Saved entries

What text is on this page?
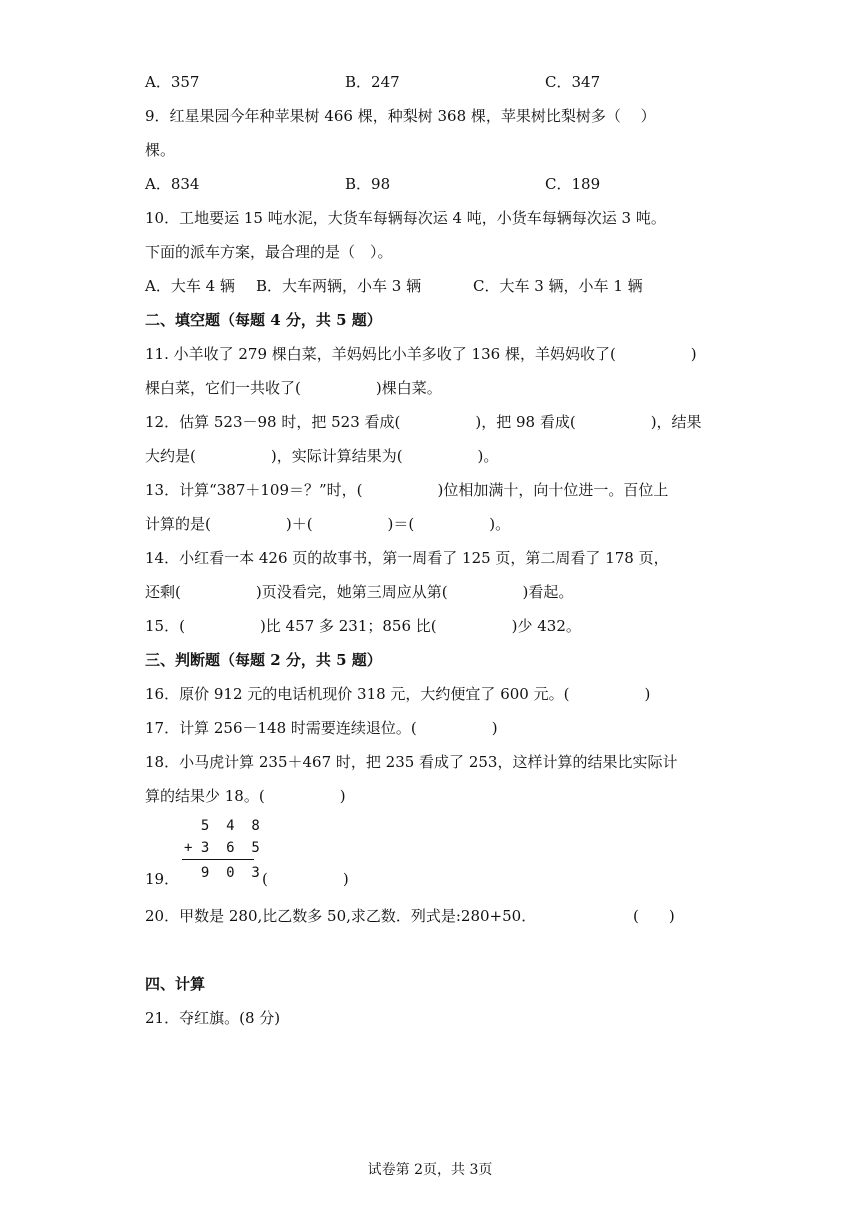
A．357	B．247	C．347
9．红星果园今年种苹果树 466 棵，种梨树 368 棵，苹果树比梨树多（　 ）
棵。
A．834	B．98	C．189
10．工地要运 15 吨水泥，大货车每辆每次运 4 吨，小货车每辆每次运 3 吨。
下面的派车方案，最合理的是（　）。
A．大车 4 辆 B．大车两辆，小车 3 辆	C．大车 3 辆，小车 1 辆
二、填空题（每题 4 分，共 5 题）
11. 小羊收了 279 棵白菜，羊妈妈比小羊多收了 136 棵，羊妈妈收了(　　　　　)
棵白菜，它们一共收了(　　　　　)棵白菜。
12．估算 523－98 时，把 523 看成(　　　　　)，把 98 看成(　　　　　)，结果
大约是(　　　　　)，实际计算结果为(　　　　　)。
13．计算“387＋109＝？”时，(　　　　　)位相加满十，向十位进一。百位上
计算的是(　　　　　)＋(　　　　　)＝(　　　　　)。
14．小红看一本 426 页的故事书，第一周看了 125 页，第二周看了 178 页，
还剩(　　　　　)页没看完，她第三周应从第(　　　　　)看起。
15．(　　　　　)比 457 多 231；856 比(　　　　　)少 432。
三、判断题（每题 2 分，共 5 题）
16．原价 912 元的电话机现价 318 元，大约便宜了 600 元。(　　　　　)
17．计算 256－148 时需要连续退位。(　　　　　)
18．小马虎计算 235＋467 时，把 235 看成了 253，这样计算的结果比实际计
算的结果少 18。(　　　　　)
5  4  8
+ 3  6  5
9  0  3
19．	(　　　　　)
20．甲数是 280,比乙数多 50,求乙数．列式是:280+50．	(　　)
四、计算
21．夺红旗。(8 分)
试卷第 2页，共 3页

Your task →
Copy the records above exactly. The pictures are not part of the copy.

Expected answer →
What text is on this page?
A．357	B．247	C．347
9．红星果园今年种苹果树 466 棵，种梨树 368 棵，苹果树比梨树多（　 ）
棵。
A．834	B．98	C．189
10．工地要运 15 吨水泥，大货车每辆每次运 4 吨，小货车每辆每次运 3 吨。
下面的派车方案，最合理的是（　）。
A．大车 4 辆 B．大车两辆，小车 3 辆	C．大车 3 辆，小车 1 辆
二、填空题（每题 4 分，共 5 题）
11. 小羊收了 279 棵白菜，羊妈妈比小羊多收了 136 棵，羊妈妈收了(　　　　　)
棵白菜，它们一共收了(　　　　　)棵白菜。
12．估算 523－98 时，把 523 看成(　　　　　)，把 98 看成(　　　　　)，结果
大约是(　　　　　)，实际计算结果为(　　　　　)。
13．计算“387＋109＝？”时，(　　　　　)位相加满十，向十位进一。百位上
计算的是(　　　　　)＋(　　　　　)＝(　　　　　)。
14．小红看一本 426 页的故事书，第一周看了 125 页，第二周看了 178 页，
还剩(　　　　　)页没看完，她第三周应从第(　　　　　)看起。
15．(　　　　　)比 457 多 231；856 比(　　　　　)少 432。
三、判断题（每题 2 分，共 5 题）
16．原价 912 元的电话机现价 318 元，大约便宜了 600 元。(　　　　　)
17．计算 256－148 时需要连续退位。(　　　　　)
18．小马虎计算 235＋467 时，把 235 看成了 253，这样计算的结果比实际计
算的结果少 18。(　　　　　)
5  4  8
+ 3  6  5
9  0  3
19．	(　　　　　)
20．甲数是 280,比乙数多 50,求乙数．列式是:280+50．	(　　)
四、计算
21．夺红旗。(8 分)
试卷第 2页，共 3页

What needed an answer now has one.